Task goal: In the listing that follows, how many lines contain "JSON"? Give the number only.

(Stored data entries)
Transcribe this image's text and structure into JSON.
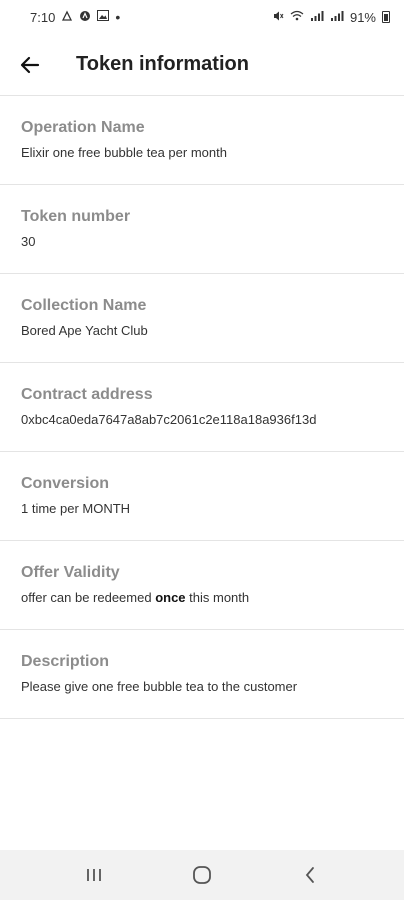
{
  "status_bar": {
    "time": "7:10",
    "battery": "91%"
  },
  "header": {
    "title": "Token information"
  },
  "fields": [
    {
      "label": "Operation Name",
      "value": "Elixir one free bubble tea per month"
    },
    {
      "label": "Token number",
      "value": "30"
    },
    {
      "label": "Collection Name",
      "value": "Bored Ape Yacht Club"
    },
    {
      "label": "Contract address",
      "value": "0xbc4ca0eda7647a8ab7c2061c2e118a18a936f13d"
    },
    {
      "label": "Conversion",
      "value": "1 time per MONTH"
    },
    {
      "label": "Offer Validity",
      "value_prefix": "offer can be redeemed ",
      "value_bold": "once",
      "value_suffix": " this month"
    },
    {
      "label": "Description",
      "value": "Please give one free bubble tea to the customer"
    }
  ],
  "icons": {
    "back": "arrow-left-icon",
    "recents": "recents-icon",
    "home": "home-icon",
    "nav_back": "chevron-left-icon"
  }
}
---
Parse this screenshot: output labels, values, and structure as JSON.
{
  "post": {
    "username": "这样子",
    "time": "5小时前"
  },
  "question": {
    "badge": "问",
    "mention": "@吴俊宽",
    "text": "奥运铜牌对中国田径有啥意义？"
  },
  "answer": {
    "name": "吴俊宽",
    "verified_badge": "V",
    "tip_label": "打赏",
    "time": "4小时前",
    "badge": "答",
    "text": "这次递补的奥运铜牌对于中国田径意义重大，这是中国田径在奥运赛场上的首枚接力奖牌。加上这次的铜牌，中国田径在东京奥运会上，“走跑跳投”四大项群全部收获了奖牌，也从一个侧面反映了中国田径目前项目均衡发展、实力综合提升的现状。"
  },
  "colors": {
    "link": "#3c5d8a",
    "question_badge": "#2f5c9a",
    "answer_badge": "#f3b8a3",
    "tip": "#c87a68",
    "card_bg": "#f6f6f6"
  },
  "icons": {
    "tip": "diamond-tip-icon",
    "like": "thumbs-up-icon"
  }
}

Exercise solution: 2